Task.
Only the pictures are to be left out; set down the rest of the records exactly.

Stored data:
************
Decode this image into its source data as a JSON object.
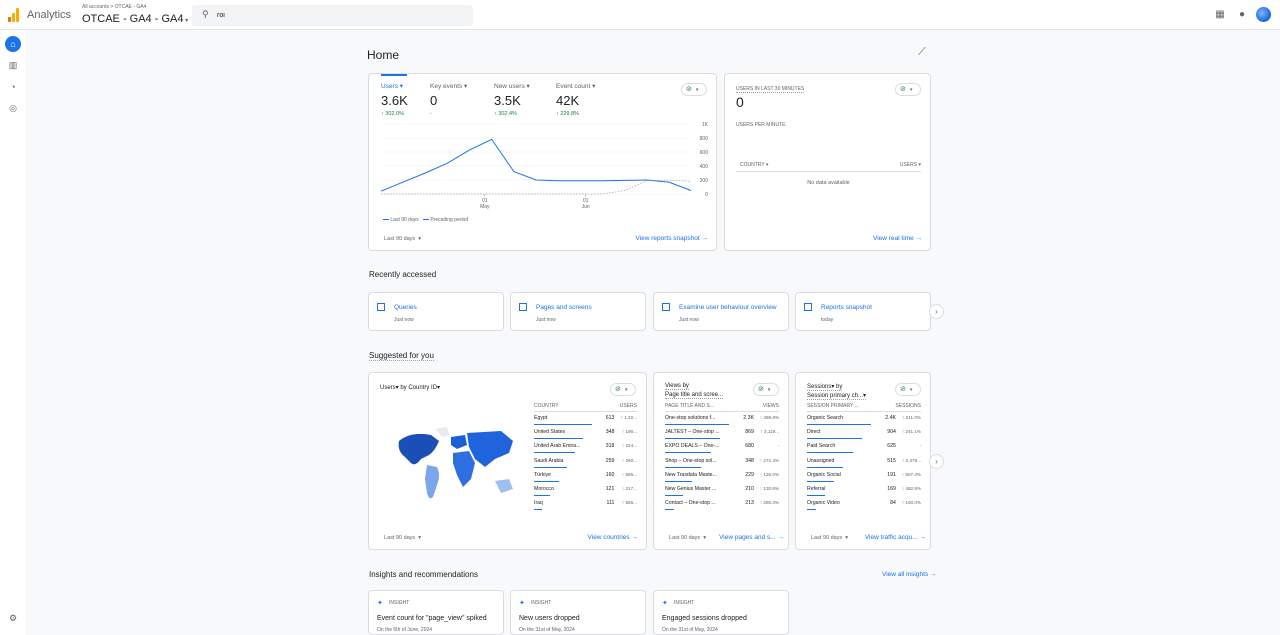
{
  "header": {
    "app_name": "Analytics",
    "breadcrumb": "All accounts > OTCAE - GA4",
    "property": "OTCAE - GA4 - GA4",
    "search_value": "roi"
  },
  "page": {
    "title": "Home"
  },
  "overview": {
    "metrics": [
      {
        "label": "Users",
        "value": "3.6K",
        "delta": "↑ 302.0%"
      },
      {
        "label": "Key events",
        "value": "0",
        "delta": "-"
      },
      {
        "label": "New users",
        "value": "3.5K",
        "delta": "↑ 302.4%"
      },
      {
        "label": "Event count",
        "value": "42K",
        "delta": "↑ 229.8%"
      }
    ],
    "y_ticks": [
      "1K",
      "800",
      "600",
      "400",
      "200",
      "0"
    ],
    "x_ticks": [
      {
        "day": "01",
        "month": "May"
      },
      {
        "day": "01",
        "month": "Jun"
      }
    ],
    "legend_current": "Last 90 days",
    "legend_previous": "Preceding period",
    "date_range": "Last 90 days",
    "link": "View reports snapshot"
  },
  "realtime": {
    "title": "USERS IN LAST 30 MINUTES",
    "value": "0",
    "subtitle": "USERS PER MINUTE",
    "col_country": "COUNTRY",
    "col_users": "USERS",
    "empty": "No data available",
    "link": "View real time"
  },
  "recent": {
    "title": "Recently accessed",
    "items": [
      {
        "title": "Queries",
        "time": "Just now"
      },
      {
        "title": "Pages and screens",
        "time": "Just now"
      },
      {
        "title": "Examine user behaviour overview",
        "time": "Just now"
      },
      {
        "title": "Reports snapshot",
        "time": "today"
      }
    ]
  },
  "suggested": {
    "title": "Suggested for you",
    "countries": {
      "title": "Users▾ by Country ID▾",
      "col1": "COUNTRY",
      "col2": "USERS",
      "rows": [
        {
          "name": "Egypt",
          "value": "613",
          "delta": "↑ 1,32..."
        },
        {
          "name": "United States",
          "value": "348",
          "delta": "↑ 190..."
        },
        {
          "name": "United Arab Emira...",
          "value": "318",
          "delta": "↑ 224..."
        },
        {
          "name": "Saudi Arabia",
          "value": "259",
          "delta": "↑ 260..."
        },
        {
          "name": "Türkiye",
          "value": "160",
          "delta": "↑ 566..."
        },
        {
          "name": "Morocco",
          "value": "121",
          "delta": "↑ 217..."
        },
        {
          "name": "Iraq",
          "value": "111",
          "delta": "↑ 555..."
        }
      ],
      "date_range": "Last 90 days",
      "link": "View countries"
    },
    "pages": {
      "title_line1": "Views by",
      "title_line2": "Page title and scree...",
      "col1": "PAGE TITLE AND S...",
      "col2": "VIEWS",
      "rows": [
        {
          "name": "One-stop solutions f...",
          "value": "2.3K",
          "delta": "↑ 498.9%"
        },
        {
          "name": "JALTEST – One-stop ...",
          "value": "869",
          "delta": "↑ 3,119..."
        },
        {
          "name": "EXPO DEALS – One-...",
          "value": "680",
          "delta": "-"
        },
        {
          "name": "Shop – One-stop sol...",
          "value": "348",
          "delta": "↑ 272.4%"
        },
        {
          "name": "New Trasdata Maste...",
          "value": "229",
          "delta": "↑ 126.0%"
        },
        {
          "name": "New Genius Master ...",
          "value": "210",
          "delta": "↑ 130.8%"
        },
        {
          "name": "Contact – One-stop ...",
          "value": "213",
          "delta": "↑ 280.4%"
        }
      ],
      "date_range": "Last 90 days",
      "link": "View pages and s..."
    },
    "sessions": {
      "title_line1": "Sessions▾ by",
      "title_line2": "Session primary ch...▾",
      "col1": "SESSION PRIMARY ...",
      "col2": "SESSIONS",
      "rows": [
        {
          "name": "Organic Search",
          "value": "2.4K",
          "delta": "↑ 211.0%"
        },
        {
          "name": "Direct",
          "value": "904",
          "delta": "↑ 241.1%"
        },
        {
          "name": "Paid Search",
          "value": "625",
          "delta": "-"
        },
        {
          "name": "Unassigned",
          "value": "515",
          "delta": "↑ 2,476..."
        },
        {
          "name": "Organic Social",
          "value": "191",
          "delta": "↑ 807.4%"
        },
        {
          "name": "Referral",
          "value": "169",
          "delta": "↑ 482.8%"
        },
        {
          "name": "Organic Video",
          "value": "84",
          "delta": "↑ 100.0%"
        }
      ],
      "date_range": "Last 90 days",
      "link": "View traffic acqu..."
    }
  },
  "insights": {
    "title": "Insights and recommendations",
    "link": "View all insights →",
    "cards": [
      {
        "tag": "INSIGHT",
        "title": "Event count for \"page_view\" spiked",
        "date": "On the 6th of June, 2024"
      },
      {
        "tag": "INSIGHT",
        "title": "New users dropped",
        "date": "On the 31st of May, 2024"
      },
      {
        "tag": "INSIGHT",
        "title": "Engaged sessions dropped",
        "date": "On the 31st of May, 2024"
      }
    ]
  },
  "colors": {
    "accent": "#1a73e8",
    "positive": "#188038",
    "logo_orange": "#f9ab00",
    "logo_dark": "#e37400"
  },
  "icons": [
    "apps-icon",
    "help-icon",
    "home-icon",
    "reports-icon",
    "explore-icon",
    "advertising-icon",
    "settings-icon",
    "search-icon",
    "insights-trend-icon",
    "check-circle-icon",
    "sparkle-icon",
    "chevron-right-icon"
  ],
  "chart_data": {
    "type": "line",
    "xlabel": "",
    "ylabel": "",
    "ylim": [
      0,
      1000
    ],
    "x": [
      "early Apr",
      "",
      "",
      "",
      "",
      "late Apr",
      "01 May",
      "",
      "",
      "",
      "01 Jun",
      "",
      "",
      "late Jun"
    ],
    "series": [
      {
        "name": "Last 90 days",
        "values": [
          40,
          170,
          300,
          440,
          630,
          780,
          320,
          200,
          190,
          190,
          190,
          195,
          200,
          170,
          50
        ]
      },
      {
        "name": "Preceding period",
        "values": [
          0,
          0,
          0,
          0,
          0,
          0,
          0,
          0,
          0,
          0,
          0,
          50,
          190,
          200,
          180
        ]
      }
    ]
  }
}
************
Task output.
Decode this image into its source data as a JSON object.
{
  "header": {
    "app_name": "Analytics",
    "breadcrumb": "All accounts > OTCAE - GA4",
    "property": "OTCAE - GA4 - GA4",
    "search_value": "roi"
  },
  "page": {
    "title": "Home"
  },
  "overview": {
    "metrics": [
      {
        "label": "Users",
        "value": "3.6K",
        "delta": "↑ 302.0%"
      },
      {
        "label": "Key events",
        "value": "0",
        "delta": "-"
      },
      {
        "label": "New users",
        "value": "3.5K",
        "delta": "↑ 302.4%"
      },
      {
        "label": "Event count",
        "value": "42K",
        "delta": "↑ 229.8%"
      }
    ],
    "y_ticks": [
      "1K",
      "800",
      "600",
      "400",
      "200",
      "0"
    ],
    "x_ticks": [
      {
        "day": "01",
        "month": "May"
      },
      {
        "day": "01",
        "month": "Jun"
      }
    ],
    "legend_current": "Last 90 days",
    "legend_previous": "Preceding period",
    "date_range": "Last 90 days",
    "link": "View reports snapshot"
  },
  "realtime": {
    "title": "USERS IN LAST 30 MINUTES",
    "value": "0",
    "subtitle": "USERS PER MINUTE",
    "col_country": "COUNTRY",
    "col_users": "USERS",
    "empty": "No data available",
    "link": "View real time"
  },
  "recent": {
    "title": "Recently accessed",
    "items": [
      {
        "title": "Queries",
        "time": "Just now"
      },
      {
        "title": "Pages and screens",
        "time": "Just now"
      },
      {
        "title": "Examine user behaviour overview",
        "time": "Just now"
      },
      {
        "title": "Reports snapshot",
        "time": "today"
      }
    ]
  },
  "suggested": {
    "title": "Suggested for you",
    "countries": {
      "title": "Users▾ by Country ID▾",
      "col1": "COUNTRY",
      "col2": "USERS",
      "rows": [
        {
          "name": "Egypt",
          "value": "613",
          "delta": "↑ 1,32..."
        },
        {
          "name": "United States",
          "value": "348",
          "delta": "↑ 190..."
        },
        {
          "name": "United Arab Emira...",
          "value": "318",
          "delta": "↑ 224..."
        },
        {
          "name": "Saudi Arabia",
          "value": "259",
          "delta": "↑ 260..."
        },
        {
          "name": "Türkiye",
          "value": "160",
          "delta": "↑ 566..."
        },
        {
          "name": "Morocco",
          "value": "121",
          "delta": "↑ 217..."
        },
        {
          "name": "Iraq",
          "value": "111",
          "delta": "↑ 555..."
        }
      ],
      "date_range": "Last 90 days",
      "link": "View countries"
    },
    "pages": {
      "title_line1": "Views by",
      "title_line2": "Page title and scree...",
      "col1": "PAGE TITLE AND S...",
      "col2": "VIEWS",
      "rows": [
        {
          "name": "One-stop solutions f...",
          "value": "2.3K",
          "delta": "↑ 498.9%"
        },
        {
          "name": "JALTEST – One-stop ...",
          "value": "869",
          "delta": "↑ 3,119..."
        },
        {
          "name": "EXPO DEALS – One-...",
          "value": "680",
          "delta": "-"
        },
        {
          "name": "Shop – One-stop sol...",
          "value": "348",
          "delta": "↑ 272.4%"
        },
        {
          "name": "New Trasdata Maste...",
          "value": "229",
          "delta": "↑ 126.0%"
        },
        {
          "name": "New Genius Master ...",
          "value": "210",
          "delta": "↑ 130.8%"
        },
        {
          "name": "Contact – One-stop ...",
          "value": "213",
          "delta": "↑ 280.4%"
        }
      ],
      "date_range": "Last 90 days",
      "link": "View pages and s..."
    },
    "sessions": {
      "title_line1": "Sessions▾ by",
      "title_line2": "Session primary ch...▾",
      "col1": "SESSION PRIMARY ...",
      "col2": "SESSIONS",
      "rows": [
        {
          "name": "Organic Search",
          "value": "2.4K",
          "delta": "↑ 211.0%"
        },
        {
          "name": "Direct",
          "value": "904",
          "delta": "↑ 241.1%"
        },
        {
          "name": "Paid Search",
          "value": "625",
          "delta": "-"
        },
        {
          "name": "Unassigned",
          "value": "515",
          "delta": "↑ 2,476..."
        },
        {
          "name": "Organic Social",
          "value": "191",
          "delta": "↑ 807.4%"
        },
        {
          "name": "Referral",
          "value": "169",
          "delta": "↑ 482.8%"
        },
        {
          "name": "Organic Video",
          "value": "84",
          "delta": "↑ 100.0%"
        }
      ],
      "date_range": "Last 90 days",
      "link": "View traffic acqu..."
    }
  },
  "insights": {
    "title": "Insights and recommendations",
    "link": "View all insights →",
    "cards": [
      {
        "tag": "INSIGHT",
        "title": "Event count for \"page_view\" spiked",
        "date": "On the 6th of June, 2024"
      },
      {
        "tag": "INSIGHT",
        "title": "New users dropped",
        "date": "On the 31st of May, 2024"
      },
      {
        "tag": "INSIGHT",
        "title": "Engaged sessions dropped",
        "date": "On the 31st of May, 2024"
      }
    ]
  },
  "colors": {
    "accent": "#1a73e8",
    "positive": "#188038",
    "logo_orange": "#f9ab00",
    "logo_dark": "#e37400"
  },
  "icons": [
    "apps-icon",
    "help-icon",
    "home-icon",
    "reports-icon",
    "explore-icon",
    "advertising-icon",
    "settings-icon",
    "search-icon",
    "insights-trend-icon",
    "check-circle-icon",
    "sparkle-icon",
    "chevron-right-icon"
  ],
  "chart_data": {
    "type": "line",
    "xlabel": "",
    "ylabel": "",
    "ylim": [
      0,
      1000
    ],
    "x": [
      "early Apr",
      "",
      "",
      "",
      "",
      "late Apr",
      "01 May",
      "",
      "",
      "",
      "01 Jun",
      "",
      "",
      "late Jun"
    ],
    "series": [
      {
        "name": "Last 90 days",
        "values": [
          40,
          170,
          300,
          440,
          630,
          780,
          320,
          200,
          190,
          190,
          190,
          195,
          200,
          170,
          50
        ]
      },
      {
        "name": "Preceding period",
        "values": [
          0,
          0,
          0,
          0,
          0,
          0,
          0,
          0,
          0,
          0,
          0,
          50,
          190,
          200,
          180
        ]
      }
    ]
  }
}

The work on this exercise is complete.